• What you need to do: Extract, from the listing that follows, each line containing the word "device".

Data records
--------------------------------------------------

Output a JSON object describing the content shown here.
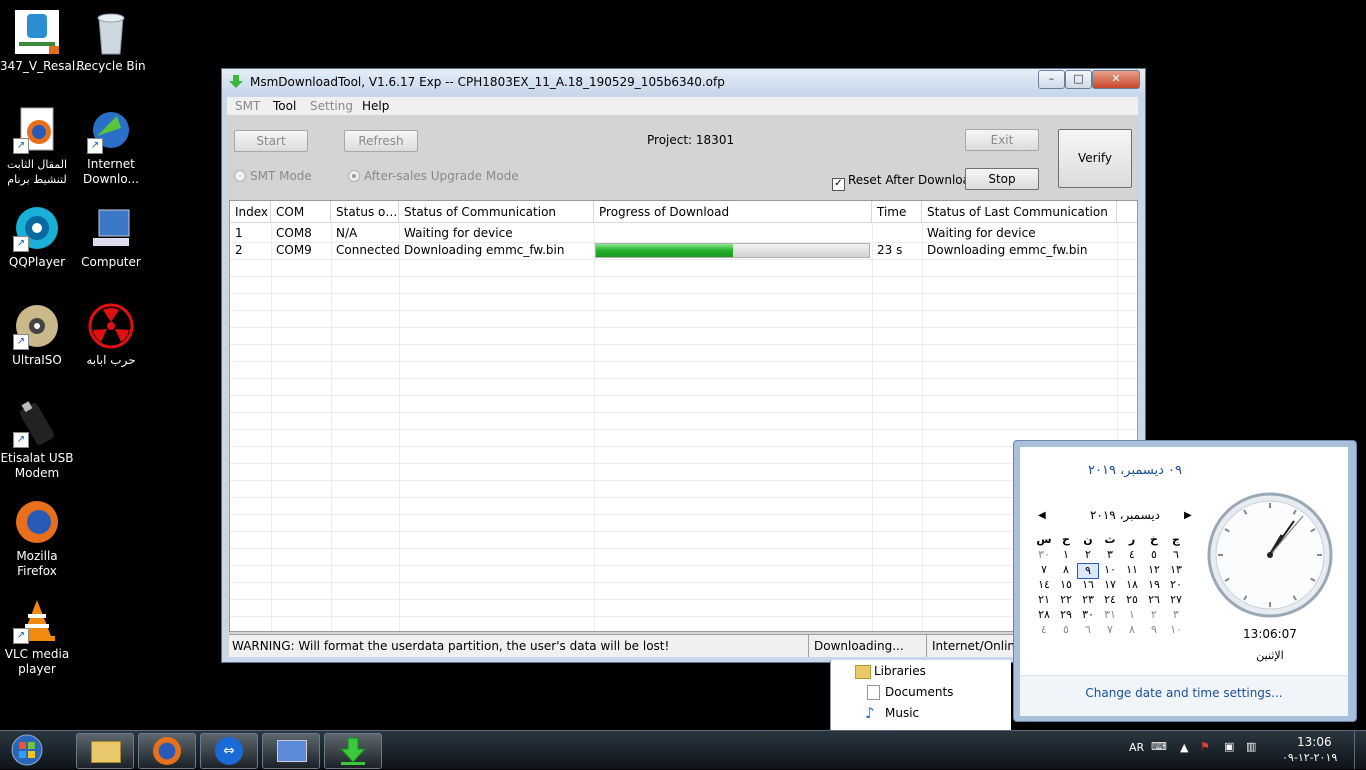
{
  "desktop": {
    "icons": [
      {
        "label": "347_V_Resal...",
        "name": "icon-347-v-resal"
      },
      {
        "label": "Recycle Bin",
        "name": "icon-recycle-bin"
      },
      {
        "label": "المقال الثابت لتنشيط برنام",
        "name": "icon-firefox-shortcut"
      },
      {
        "label": "Internet Downlo...",
        "name": "icon-internet-download-manager"
      },
      {
        "label": "QQPlayer",
        "name": "icon-qqplayer"
      },
      {
        "label": "Computer",
        "name": "icon-computer"
      },
      {
        "label": "UltraISO",
        "name": "icon-ultraiso"
      },
      {
        "label": "حرب ابابه",
        "name": "icon-radiation-folder"
      },
      {
        "label": "Etisalat USB Modem",
        "name": "icon-etisalat-modem"
      },
      {
        "label": "Mozilla Firefox",
        "name": "icon-mozilla-firefox"
      },
      {
        "label": "VLC media player",
        "name": "icon-vlc"
      }
    ]
  },
  "window": {
    "title": "MsmDownloadTool, V1.6.17 Exp -- CPH1803EX_11_A.18_190529_105b6340.ofp",
    "menu": {
      "smt": "SMT",
      "tool": "Tool",
      "setting": "Setting",
      "help": "Help"
    },
    "buttons": {
      "start": "Start",
      "refresh": "Refresh",
      "exit": "Exit",
      "stop": "Stop",
      "verify": "Verify"
    },
    "project_label": "Project: 18301",
    "modes": {
      "smt": "SMT Mode",
      "after_sales": "After-sales Upgrade Mode"
    },
    "reset_after_download": {
      "label": "Reset After Download",
      "checked": true
    },
    "table": {
      "headers": [
        "Index",
        "COM",
        "Status of...",
        "Status of Communication",
        "Progress of Download",
        "Time",
        "Status of Last Communication"
      ],
      "rows": [
        {
          "index": "1",
          "com": "COM8",
          "status": "N/A",
          "comm": "Waiting for device",
          "progress": 0,
          "time": "",
          "last": "Waiting for device"
        },
        {
          "index": "2",
          "com": "COM9",
          "status": "Connected",
          "comm": "Downloading emmc_fw.bin",
          "progress": 0.5,
          "time": "23 s",
          "last": "Downloading emmc_fw.bin"
        }
      ]
    },
    "status": {
      "warning": "WARNING: Will format the userdata partition, the user's data will be lost!",
      "state": "Downloading...",
      "net": "Internet/Online"
    }
  },
  "explorer": {
    "libraries": "Libraries",
    "documents": "Documents",
    "music": "Music"
  },
  "calendar": {
    "full_date": "٠٩ ديسمبر، ٢٠١٩",
    "month_year": "ديسمبر، ٢٠١٩",
    "weekdays": [
      "ج",
      "خ",
      "ر",
      "ث",
      "ن",
      "ح",
      "س"
    ],
    "weeks": [
      [
        "٦",
        "٥",
        "٤",
        "٣",
        "٢",
        "١",
        "٣٠"
      ],
      [
        "١٣",
        "١٢",
        "١١",
        "١٠",
        "٩",
        "٨",
        "٧"
      ],
      [
        "٢٠",
        "١٩",
        "١٨",
        "١٧",
        "١٦",
        "١٥",
        "١٤"
      ],
      [
        "٢٧",
        "٢٦",
        "٢٥",
        "٢٤",
        "٢٣",
        "٢٢",
        "٢١"
      ],
      [
        "٣",
        "٢",
        "١",
        "٣١",
        "٣٠",
        "٢٩",
        "٢٨"
      ],
      [
        "١٠",
        "٩",
        "٨",
        "٧",
        "٦",
        "٥",
        "٤"
      ]
    ],
    "time": "13:06:07",
    "day_name": "الإثنين",
    "change_link": "Change date and time settings..."
  },
  "taskbar": {
    "lang": "AR",
    "time": "13:06",
    "date": "٢٠١٩-١٢-٠٩"
  },
  "colors": {
    "progress": "#22b02a",
    "link": "#1a4f9c"
  }
}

--------------------------------------------------

• Result of the exercise:
          "comm": "Waiting for device",
          "last": "Waiting for device"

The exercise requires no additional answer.